TO BE DONE >>
Repeat the entire listing exactly as written.

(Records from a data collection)

++++++++

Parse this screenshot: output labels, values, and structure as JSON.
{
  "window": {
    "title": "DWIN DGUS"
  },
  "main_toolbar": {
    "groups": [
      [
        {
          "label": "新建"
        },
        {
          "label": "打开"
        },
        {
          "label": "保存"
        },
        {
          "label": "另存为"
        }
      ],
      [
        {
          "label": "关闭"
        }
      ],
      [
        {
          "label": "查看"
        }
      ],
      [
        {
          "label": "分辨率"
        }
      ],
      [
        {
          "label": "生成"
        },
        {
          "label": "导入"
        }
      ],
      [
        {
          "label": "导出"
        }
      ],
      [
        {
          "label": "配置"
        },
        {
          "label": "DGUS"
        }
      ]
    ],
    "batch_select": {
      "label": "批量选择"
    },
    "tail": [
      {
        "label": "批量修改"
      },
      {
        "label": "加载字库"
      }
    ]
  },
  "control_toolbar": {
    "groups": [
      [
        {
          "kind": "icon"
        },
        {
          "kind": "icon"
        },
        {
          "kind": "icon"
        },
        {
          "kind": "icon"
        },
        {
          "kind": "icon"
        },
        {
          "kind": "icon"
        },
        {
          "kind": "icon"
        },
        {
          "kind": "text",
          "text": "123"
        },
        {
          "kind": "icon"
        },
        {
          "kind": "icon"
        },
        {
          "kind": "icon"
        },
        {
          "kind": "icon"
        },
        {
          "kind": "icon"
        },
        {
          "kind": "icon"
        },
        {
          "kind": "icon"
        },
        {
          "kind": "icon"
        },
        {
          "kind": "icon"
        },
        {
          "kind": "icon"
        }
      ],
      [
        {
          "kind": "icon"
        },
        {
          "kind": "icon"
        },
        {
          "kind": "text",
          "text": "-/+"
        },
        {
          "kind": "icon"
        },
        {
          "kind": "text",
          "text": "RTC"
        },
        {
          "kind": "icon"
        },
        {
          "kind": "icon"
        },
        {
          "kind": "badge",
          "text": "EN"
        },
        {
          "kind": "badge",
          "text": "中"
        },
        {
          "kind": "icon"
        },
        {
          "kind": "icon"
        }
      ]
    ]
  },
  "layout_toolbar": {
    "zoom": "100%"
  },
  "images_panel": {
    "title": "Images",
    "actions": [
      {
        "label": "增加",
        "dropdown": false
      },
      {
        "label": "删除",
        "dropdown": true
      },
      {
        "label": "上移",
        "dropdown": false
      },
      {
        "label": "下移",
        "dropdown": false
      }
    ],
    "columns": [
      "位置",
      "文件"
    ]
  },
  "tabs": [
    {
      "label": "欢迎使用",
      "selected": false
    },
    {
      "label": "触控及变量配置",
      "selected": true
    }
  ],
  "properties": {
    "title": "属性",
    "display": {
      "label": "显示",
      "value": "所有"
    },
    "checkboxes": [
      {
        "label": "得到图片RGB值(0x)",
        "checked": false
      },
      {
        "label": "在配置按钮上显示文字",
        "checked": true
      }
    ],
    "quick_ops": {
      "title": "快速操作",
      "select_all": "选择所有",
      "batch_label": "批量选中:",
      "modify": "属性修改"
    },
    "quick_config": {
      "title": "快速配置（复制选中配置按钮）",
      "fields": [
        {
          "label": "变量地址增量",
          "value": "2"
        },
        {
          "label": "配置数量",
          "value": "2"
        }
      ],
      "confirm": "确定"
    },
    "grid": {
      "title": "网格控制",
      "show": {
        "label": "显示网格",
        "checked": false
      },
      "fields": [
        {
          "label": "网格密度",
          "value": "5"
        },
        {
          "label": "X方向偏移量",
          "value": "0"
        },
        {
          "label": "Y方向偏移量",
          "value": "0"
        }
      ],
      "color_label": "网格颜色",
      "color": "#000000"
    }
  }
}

++++++++

ANSWER IN FULL >>
Parse this screenshot: output labels, values, and structure as JSON.
{
  "window": {
    "title": "DWIN DGUS"
  },
  "main_toolbar": {
    "groups": [
      [
        {
          "label": "新建"
        },
        {
          "label": "打开"
        },
        {
          "label": "保存"
        },
        {
          "label": "另存为"
        }
      ],
      [
        {
          "label": "关闭"
        }
      ],
      [
        {
          "label": "查看"
        }
      ],
      [
        {
          "label": "分辨率"
        }
      ],
      [
        {
          "label": "生成"
        },
        {
          "label": "导入"
        }
      ],
      [
        {
          "label": "导出"
        }
      ],
      [
        {
          "label": "配置"
        },
        {
          "label": "DGUS"
        }
      ]
    ],
    "batch_select": {
      "label": "批量选择"
    },
    "tail": [
      {
        "label": "批量修改"
      },
      {
        "label": "加载字库"
      }
    ]
  },
  "control_toolbar": {
    "groups": [
      [
        {
          "kind": "icon"
        },
        {
          "kind": "icon"
        },
        {
          "kind": "icon"
        },
        {
          "kind": "icon"
        },
        {
          "kind": "icon"
        },
        {
          "kind": "icon"
        },
        {
          "kind": "icon"
        },
        {
          "kind": "text",
          "text": "123"
        },
        {
          "kind": "icon"
        },
        {
          "kind": "icon"
        },
        {
          "kind": "icon"
        },
        {
          "kind": "icon"
        },
        {
          "kind": "icon"
        },
        {
          "kind": "icon"
        },
        {
          "kind": "icon"
        },
        {
          "kind": "icon"
        },
        {
          "kind": "icon"
        },
        {
          "kind": "icon"
        }
      ],
      [
        {
          "kind": "icon"
        },
        {
          "kind": "icon"
        },
        {
          "kind": "text",
          "text": "-/+"
        },
        {
          "kind": "icon"
        },
        {
          "kind": "text",
          "text": "RTC"
        },
        {
          "kind": "icon"
        },
        {
          "kind": "icon"
        },
        {
          "kind": "badge",
          "text": "EN"
        },
        {
          "kind": "badge",
          "text": "中"
        },
        {
          "kind": "icon"
        },
        {
          "kind": "icon"
        }
      ]
    ]
  },
  "layout_toolbar": {
    "zoom": "100%"
  },
  "images_panel": {
    "title": "Images",
    "actions": [
      {
        "label": "增加",
        "dropdown": false
      },
      {
        "label": "删除",
        "dropdown": true
      },
      {
        "label": "上移",
        "dropdown": false
      },
      {
        "label": "下移",
        "dropdown": false
      }
    ],
    "columns": [
      "位置",
      "文件"
    ]
  },
  "tabs": [
    {
      "label": "欢迎使用",
      "selected": false
    },
    {
      "label": "触控及变量配置",
      "selected": true
    }
  ],
  "properties": {
    "title": "属性",
    "display": {
      "label": "显示",
      "value": "所有"
    },
    "checkboxes": [
      {
        "label": "得到图片RGB值(0x)",
        "checked": false
      },
      {
        "label": "在配置按钮上显示文字",
        "checked": true
      }
    ],
    "quick_ops": {
      "title": "快速操作",
      "select_all": "选择所有",
      "batch_label": "批量选中:",
      "modify": "属性修改"
    },
    "quick_config": {
      "title": "快速配置（复制选中配置按钮）",
      "fields": [
        {
          "label": "变量地址增量",
          "value": "2"
        },
        {
          "label": "配置数量",
          "value": "2"
        }
      ],
      "confirm": "确定"
    },
    "grid": {
      "title": "网格控制",
      "show": {
        "label": "显示网格",
        "checked": false
      },
      "fields": [
        {
          "label": "网格密度",
          "value": "5"
        },
        {
          "label": "X方向偏移量",
          "value": "0"
        },
        {
          "label": "Y方向偏移量",
          "value": "0"
        }
      ],
      "color_label": "网格颜色",
      "color": "#000000"
    }
  }
}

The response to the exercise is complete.